Data records
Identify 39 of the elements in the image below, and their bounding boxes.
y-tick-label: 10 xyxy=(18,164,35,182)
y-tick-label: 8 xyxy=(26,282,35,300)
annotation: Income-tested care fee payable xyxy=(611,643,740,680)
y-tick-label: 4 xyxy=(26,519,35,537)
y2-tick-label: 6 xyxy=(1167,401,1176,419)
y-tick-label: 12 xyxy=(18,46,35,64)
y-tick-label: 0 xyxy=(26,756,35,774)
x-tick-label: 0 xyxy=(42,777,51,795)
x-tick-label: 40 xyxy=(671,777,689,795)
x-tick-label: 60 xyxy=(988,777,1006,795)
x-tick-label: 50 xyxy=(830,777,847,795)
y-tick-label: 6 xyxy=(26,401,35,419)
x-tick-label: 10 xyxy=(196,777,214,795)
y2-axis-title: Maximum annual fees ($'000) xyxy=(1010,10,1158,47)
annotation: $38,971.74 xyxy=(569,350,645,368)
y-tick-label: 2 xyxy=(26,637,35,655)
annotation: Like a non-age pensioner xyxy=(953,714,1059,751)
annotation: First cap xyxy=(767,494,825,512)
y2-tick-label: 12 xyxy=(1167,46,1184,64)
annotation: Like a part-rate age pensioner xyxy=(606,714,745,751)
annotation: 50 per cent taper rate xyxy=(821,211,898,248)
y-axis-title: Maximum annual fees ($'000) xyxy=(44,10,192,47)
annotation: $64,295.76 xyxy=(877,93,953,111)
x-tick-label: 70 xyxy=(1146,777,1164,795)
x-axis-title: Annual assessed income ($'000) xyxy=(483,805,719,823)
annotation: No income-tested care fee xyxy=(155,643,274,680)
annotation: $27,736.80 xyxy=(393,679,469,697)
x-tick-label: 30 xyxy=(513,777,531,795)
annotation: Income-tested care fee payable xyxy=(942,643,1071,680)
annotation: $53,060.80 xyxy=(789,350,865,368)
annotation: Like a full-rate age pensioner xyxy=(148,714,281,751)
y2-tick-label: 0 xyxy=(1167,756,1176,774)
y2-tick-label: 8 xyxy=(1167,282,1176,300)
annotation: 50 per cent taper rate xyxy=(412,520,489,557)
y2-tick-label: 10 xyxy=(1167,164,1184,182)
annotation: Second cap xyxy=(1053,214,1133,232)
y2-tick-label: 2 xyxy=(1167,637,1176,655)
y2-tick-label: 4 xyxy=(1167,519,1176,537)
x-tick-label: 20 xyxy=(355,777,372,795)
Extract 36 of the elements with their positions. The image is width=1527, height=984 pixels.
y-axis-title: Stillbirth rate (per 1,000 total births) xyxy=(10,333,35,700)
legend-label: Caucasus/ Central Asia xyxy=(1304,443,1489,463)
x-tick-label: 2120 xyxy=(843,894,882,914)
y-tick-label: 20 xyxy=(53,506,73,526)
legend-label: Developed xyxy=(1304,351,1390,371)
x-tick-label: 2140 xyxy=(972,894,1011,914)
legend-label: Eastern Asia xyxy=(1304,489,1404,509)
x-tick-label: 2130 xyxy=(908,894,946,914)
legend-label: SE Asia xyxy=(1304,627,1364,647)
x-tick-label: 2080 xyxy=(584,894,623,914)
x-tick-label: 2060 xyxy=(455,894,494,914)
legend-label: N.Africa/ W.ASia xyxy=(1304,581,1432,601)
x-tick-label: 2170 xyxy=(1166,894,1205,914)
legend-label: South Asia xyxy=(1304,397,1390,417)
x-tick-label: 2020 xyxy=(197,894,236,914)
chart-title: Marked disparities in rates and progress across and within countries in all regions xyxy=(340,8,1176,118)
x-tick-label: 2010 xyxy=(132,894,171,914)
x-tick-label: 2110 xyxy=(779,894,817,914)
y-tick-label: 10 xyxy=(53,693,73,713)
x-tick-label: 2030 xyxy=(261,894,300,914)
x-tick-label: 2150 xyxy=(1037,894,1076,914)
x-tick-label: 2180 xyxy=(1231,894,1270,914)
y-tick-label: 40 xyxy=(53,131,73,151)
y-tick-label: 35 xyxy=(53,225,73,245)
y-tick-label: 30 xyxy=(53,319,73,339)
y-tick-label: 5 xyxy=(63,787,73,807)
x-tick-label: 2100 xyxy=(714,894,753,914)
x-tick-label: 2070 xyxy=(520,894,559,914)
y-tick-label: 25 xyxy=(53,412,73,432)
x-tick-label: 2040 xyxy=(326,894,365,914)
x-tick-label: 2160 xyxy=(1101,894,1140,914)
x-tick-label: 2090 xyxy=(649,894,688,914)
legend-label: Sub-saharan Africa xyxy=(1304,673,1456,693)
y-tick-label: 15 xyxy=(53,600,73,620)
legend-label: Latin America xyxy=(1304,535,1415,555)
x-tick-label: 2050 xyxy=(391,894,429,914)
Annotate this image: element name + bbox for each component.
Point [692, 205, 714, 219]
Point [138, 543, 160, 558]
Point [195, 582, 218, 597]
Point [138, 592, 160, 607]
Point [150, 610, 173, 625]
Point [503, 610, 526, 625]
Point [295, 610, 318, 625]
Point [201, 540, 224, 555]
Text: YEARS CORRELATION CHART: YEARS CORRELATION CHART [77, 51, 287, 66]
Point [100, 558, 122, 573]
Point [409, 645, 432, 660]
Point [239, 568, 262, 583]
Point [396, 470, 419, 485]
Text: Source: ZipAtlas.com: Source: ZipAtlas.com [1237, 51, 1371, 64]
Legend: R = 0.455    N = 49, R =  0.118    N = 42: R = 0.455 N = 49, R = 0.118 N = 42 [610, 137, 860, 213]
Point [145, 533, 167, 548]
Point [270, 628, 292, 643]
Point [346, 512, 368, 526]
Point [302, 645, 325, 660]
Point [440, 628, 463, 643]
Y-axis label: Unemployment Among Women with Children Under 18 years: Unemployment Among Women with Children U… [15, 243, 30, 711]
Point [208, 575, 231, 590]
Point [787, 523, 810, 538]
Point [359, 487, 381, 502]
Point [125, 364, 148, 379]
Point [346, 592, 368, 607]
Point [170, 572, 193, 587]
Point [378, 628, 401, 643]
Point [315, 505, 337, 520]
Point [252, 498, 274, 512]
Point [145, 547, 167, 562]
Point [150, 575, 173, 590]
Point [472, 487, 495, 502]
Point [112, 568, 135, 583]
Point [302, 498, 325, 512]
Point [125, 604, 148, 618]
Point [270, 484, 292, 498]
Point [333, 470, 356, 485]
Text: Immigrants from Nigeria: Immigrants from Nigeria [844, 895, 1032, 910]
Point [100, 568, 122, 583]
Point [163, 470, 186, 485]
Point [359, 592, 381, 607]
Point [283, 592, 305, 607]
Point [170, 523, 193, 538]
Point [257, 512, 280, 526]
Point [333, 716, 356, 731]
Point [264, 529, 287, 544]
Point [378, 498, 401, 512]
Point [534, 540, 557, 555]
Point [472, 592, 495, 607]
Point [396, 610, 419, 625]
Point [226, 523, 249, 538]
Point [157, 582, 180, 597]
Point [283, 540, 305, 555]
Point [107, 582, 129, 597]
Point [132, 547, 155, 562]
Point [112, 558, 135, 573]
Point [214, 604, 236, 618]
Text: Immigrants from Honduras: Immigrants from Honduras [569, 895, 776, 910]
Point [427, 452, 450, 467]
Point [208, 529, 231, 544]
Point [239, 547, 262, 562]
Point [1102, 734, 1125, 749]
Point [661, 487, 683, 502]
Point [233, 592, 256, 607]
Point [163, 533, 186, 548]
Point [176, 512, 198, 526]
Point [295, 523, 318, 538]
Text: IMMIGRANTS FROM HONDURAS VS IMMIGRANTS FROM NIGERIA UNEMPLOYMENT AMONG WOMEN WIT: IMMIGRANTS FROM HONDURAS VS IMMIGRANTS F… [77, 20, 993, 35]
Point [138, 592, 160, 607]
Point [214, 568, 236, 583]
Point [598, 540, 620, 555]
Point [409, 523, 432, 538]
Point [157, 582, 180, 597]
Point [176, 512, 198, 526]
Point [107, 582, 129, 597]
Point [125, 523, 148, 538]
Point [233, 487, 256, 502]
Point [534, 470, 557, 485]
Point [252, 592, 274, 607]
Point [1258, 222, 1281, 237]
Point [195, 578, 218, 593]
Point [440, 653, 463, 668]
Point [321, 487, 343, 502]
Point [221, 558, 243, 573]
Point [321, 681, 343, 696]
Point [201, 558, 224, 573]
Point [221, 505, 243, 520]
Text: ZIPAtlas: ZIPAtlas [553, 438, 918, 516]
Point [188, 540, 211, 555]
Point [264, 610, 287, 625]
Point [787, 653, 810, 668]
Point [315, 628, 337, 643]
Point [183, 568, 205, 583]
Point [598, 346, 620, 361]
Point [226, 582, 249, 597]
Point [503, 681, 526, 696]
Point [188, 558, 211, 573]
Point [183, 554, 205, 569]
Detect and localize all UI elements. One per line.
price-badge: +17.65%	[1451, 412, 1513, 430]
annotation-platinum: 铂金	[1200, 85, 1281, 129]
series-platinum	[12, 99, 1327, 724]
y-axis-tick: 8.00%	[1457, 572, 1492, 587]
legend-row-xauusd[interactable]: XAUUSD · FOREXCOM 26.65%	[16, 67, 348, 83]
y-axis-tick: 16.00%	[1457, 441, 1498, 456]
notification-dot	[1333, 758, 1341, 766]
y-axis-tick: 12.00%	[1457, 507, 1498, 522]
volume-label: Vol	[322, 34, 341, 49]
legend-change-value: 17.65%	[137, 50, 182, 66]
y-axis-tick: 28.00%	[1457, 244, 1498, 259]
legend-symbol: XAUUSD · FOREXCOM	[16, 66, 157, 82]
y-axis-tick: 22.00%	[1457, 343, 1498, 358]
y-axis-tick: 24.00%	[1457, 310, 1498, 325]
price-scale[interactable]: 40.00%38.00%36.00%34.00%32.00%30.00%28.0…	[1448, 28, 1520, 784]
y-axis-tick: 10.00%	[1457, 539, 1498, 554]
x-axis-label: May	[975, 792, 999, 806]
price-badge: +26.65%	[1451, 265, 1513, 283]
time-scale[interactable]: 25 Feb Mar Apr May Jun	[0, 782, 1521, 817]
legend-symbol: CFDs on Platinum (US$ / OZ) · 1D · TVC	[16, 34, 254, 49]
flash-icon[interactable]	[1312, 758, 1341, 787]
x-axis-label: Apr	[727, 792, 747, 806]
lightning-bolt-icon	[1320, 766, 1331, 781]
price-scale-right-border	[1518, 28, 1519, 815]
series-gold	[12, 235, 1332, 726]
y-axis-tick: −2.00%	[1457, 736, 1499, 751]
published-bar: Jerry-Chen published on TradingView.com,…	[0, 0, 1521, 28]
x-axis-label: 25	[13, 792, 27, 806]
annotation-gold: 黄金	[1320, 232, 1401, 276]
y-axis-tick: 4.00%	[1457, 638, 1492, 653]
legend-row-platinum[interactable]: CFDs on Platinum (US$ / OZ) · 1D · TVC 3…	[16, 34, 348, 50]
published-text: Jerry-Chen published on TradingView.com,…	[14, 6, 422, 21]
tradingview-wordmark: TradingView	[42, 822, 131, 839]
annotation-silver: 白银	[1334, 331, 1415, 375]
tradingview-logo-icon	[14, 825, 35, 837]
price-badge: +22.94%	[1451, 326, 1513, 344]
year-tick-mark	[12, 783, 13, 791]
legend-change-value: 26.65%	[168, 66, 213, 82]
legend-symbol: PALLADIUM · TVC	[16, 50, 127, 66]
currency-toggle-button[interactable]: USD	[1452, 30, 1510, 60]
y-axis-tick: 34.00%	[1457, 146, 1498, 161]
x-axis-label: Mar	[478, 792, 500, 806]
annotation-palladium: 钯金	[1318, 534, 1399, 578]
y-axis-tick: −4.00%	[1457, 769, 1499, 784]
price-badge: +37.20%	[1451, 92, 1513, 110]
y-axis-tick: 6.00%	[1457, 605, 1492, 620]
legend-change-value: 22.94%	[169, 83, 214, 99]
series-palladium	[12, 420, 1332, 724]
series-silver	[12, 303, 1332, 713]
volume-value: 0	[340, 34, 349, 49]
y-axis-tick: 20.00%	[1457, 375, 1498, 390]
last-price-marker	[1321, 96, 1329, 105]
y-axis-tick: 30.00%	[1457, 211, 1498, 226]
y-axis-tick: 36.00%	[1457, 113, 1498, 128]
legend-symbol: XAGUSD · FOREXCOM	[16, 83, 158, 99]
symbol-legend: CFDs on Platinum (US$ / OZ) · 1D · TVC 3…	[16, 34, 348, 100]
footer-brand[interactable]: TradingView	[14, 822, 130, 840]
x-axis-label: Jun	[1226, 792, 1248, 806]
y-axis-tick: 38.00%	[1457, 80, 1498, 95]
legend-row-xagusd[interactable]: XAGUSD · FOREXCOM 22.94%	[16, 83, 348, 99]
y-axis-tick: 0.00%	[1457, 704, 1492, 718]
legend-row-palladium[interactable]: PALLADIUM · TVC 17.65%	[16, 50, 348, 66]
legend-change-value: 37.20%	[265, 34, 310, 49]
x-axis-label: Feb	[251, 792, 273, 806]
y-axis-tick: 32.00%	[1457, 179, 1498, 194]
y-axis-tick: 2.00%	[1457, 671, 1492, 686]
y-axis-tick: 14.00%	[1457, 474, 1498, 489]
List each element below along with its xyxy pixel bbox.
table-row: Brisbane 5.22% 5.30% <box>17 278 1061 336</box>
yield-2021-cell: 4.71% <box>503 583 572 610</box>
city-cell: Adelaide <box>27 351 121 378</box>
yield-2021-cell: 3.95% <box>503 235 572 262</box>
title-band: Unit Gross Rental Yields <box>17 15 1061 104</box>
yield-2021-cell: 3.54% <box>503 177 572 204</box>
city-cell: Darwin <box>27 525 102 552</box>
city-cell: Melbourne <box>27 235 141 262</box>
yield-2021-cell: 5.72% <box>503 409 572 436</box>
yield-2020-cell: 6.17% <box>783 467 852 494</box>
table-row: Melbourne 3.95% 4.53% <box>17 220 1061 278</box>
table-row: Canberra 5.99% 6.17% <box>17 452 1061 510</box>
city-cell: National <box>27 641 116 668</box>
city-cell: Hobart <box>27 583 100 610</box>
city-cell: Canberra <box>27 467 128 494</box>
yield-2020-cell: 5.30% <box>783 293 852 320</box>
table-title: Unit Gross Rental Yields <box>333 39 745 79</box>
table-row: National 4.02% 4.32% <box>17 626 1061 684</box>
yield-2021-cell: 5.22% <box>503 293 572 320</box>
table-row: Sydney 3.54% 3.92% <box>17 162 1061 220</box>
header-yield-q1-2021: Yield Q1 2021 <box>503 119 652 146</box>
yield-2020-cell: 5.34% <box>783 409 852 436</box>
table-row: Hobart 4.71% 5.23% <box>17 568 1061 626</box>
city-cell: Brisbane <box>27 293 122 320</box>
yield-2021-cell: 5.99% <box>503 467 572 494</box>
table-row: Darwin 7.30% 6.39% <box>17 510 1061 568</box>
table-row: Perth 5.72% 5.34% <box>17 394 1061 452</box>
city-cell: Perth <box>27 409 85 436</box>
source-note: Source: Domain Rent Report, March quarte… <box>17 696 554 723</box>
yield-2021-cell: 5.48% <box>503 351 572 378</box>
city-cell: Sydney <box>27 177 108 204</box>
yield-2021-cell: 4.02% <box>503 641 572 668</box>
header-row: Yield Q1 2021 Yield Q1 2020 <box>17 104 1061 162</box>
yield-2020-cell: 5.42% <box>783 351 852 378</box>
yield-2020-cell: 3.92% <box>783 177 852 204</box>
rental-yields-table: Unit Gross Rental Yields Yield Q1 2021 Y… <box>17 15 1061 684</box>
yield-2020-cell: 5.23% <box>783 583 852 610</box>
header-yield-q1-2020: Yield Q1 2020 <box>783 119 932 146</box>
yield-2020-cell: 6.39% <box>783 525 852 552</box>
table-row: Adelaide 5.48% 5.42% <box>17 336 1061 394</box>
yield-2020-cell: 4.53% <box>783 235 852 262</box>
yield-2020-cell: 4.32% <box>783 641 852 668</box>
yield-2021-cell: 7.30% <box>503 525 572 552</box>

- _What the task requires_:
Transcribe the stretch from the start of the entries through the line that contains "x-tick-label: 50 xyxy=(830,777,847,795)", both ends included, keeping every line exactly as it appears.

- _Result for this task_:
Identify 39 of the elements in the image below, and their bounding boxes.
y-tick-label: 10 xyxy=(18,164,35,182)
y-tick-label: 8 xyxy=(26,282,35,300)
annotation: Income-tested care fee payable xyxy=(611,643,740,680)
y-tick-label: 4 xyxy=(26,519,35,537)
y2-tick-label: 6 xyxy=(1167,401,1176,419)
y-tick-label: 12 xyxy=(18,46,35,64)
y-tick-label: 0 xyxy=(26,756,35,774)
x-tick-label: 0 xyxy=(42,777,51,795)
x-tick-label: 40 xyxy=(671,777,689,795)
x-tick-label: 60 xyxy=(988,777,1006,795)
x-tick-label: 50 xyxy=(830,777,847,795)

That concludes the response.